WHAT TO WORK ON.
Search the material for the string "time" and copy each line where it occurs.

>> Start

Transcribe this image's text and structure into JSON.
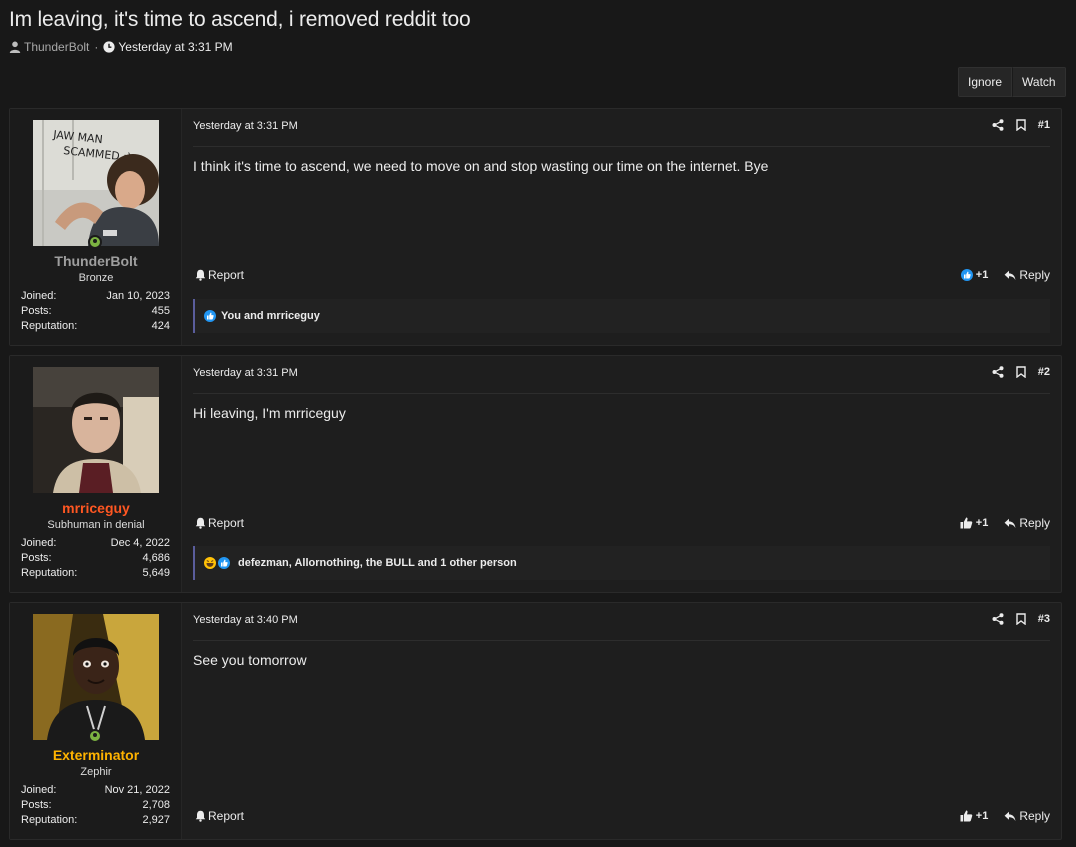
{
  "thread": {
    "title": "Im leaving, it's time to ascend, i removed reddit too",
    "author": "ThunderBolt",
    "separator": "·",
    "date": "Yesterday at 3:31 PM"
  },
  "buttons": {
    "ignore": "Ignore",
    "watch": "Watch"
  },
  "posts": [
    {
      "username": "ThunderBolt",
      "username_color": "#9e9e9e",
      "user_title": "Bronze",
      "online": true,
      "avatar_text": "JAW MAN SCAMMED :)",
      "stats": [
        {
          "k": "Joined:",
          "v": "Jan 10, 2023"
        },
        {
          "k": "Posts:",
          "v": "455"
        },
        {
          "k": "Reputation:",
          "v": "424"
        }
      ],
      "date": "Yesterday at 3:31 PM",
      "number": "#1",
      "body": "I think it's time to ascend, we need to move on and stop wasting our time on the internet. Bye",
      "report": "Report",
      "like": "+1",
      "reply": "Reply",
      "reactions": "You and mrriceguy"
    },
    {
      "username": "mrriceguy",
      "username_color": "#ff5722",
      "user_title": "Subhuman in denial",
      "online": false,
      "stats": [
        {
          "k": "Joined:",
          "v": "Dec 4, 2022"
        },
        {
          "k": "Posts:",
          "v": "4,686"
        },
        {
          "k": "Reputation:",
          "v": "5,649"
        }
      ],
      "date": "Yesterday at 3:31 PM",
      "number": "#2",
      "body": "Hi leaving, I'm mrriceguy",
      "report": "Report",
      "like": "+1",
      "reply": "Reply",
      "reactions": "defezman, Allornothing, the BULL and 1 other person"
    },
    {
      "username": "Exterminator",
      "username_color": "#ffb300",
      "user_title": "Zephir",
      "online": true,
      "stats": [
        {
          "k": "Joined:",
          "v": "Nov 21, 2022"
        },
        {
          "k": "Posts:",
          "v": "2,708"
        },
        {
          "k": "Reputation:",
          "v": "2,927"
        }
      ],
      "date": "Yesterday at 3:40 PM",
      "number": "#3",
      "body": "See you tomorrow",
      "report": "Report",
      "like": "+1",
      "reply": "Reply"
    }
  ],
  "icons": {
    "share": "share-icon",
    "bookmark": "bookmark-icon",
    "bell": "bell-icon",
    "like": "thumbs-up-icon",
    "reply": "reply-arrow-icon"
  },
  "colors": {
    "accent_bar": "#5a5d9c",
    "online": "#7cb342",
    "like_blue": "#2196f3"
  }
}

>> End

FINISHED EXERCISE.
    "title": "Im leaving, it's time to ascend, i removed reddit too",
      "body": "I think it's time to ascend, we need to move on and stop wasting our time on the internet. Bye",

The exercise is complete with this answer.